SHORT PROBLEM:
Scan the material that follows. Copy every line containing the word "remove".

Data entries
#####

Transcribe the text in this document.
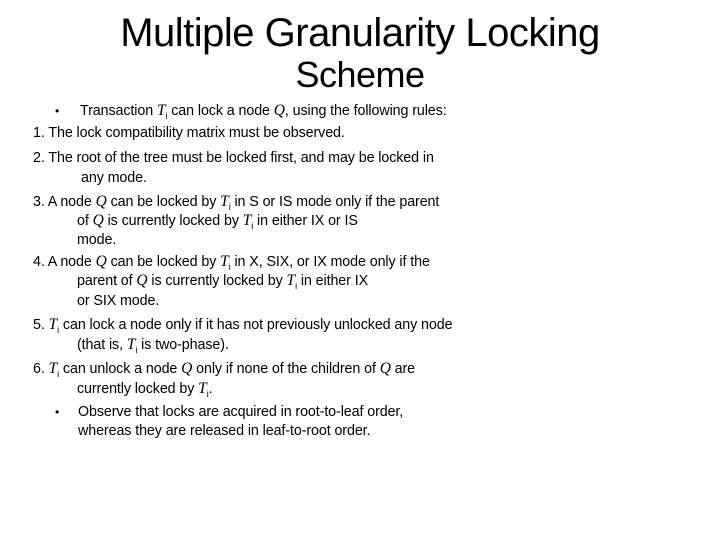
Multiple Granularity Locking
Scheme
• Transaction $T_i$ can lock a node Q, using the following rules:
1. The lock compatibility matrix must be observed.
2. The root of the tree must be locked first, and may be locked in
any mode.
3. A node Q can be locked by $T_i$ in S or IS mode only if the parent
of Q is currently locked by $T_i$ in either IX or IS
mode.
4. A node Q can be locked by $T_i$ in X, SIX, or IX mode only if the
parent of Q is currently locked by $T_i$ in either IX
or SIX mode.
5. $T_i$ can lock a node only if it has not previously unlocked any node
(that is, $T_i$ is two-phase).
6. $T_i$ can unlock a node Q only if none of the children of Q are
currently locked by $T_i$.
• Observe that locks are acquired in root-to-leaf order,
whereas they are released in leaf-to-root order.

#####

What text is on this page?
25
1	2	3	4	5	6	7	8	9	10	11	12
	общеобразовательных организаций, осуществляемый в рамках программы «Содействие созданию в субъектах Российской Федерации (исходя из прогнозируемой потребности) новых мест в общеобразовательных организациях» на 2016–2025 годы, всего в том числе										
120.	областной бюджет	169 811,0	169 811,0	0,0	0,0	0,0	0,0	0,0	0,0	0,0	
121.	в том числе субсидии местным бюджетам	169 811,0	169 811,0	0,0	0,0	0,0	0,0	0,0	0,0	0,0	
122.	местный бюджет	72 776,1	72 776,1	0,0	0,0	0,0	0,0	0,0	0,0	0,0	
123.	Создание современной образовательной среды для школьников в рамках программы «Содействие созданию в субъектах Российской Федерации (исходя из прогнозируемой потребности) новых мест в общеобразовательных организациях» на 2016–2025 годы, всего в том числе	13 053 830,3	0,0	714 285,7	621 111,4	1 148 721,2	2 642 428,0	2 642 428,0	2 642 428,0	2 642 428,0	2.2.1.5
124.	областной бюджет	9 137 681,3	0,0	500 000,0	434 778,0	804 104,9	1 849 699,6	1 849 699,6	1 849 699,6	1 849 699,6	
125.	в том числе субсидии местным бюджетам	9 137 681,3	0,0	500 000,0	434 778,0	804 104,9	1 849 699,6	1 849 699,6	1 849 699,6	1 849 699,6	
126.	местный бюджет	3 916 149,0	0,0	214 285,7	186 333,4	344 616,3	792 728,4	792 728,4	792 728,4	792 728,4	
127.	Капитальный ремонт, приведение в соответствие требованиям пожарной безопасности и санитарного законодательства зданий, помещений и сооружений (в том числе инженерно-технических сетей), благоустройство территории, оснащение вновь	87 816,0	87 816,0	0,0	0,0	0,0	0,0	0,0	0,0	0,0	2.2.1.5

#####

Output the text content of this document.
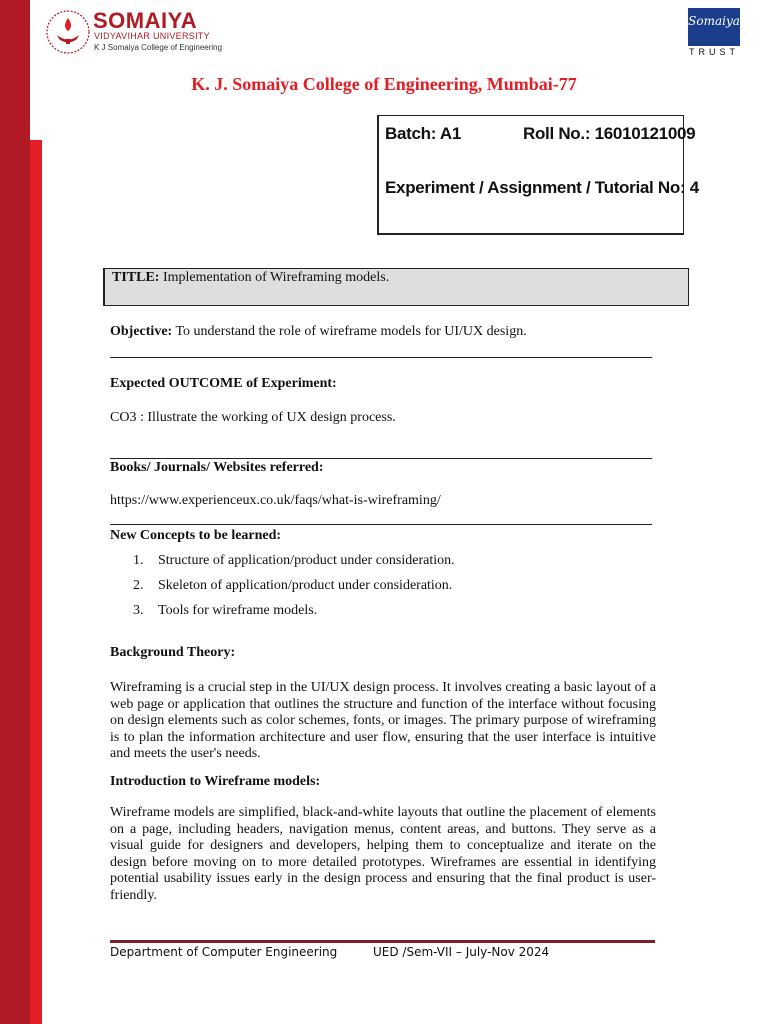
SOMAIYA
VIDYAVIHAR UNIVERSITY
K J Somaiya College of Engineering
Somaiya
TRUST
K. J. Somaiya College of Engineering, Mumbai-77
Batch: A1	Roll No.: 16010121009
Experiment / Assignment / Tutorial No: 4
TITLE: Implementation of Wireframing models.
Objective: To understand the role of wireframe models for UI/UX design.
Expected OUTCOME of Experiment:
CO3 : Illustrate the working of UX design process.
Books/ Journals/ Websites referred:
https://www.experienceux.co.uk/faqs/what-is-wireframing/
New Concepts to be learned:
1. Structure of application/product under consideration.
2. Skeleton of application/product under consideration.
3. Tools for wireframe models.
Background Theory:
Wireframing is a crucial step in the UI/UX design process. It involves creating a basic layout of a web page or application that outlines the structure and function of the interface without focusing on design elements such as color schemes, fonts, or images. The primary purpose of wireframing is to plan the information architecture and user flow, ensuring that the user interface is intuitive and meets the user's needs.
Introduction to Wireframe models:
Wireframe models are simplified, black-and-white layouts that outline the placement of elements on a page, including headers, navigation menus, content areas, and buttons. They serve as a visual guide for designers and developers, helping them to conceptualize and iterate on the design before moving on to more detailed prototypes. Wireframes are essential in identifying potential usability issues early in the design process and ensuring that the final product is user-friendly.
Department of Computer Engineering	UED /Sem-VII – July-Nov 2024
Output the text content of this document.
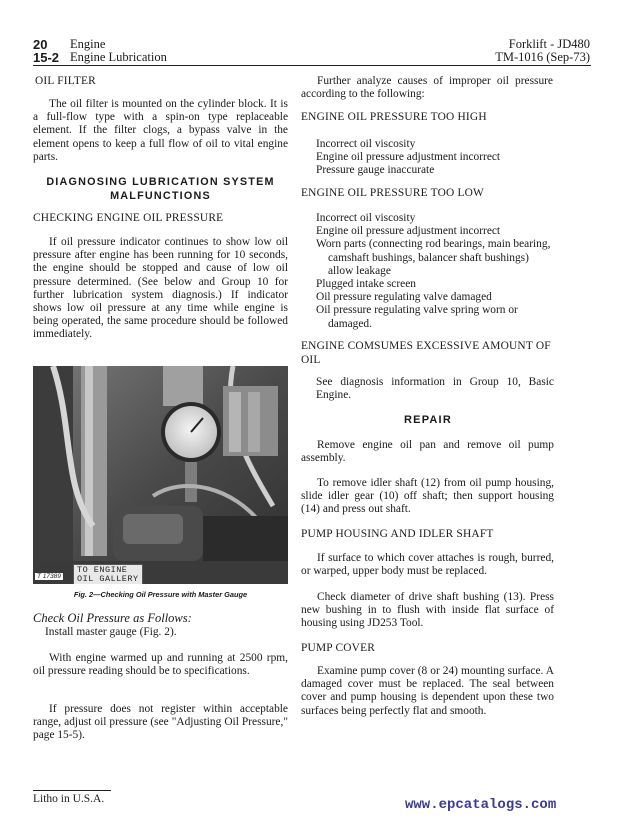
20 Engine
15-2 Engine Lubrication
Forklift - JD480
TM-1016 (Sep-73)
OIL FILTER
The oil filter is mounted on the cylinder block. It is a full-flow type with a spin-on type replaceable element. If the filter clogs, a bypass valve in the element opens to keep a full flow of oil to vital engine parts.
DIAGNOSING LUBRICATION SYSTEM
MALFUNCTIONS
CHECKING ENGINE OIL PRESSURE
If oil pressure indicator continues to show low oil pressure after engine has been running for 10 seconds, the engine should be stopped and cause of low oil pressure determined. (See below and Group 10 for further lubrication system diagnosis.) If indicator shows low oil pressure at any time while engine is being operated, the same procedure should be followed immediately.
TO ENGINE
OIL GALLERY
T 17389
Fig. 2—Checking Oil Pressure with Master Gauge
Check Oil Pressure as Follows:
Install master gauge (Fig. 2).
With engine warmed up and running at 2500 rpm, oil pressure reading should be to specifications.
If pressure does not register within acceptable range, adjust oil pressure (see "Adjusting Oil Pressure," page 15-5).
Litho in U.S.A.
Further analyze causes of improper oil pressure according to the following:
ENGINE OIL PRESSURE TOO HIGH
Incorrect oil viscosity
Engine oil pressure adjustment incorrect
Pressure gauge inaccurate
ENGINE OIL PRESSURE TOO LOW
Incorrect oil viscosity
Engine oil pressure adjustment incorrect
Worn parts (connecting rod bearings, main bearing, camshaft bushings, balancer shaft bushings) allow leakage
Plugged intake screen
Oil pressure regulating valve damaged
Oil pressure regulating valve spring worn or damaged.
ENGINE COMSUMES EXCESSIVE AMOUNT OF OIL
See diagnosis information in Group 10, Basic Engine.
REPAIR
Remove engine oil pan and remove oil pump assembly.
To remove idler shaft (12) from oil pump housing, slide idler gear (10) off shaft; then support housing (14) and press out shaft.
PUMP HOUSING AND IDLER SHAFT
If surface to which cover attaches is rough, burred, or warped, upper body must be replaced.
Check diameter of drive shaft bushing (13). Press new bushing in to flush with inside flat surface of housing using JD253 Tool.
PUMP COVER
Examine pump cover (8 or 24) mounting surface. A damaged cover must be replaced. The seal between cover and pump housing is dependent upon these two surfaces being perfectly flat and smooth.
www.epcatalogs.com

#####

FINAL RESULT:
Remove engine oil pan and remove oil pump assembly.
To remove idler shaft (12) from oil pump housing, slide idler gear (10) off shaft; then support housing (14) and press out shaft.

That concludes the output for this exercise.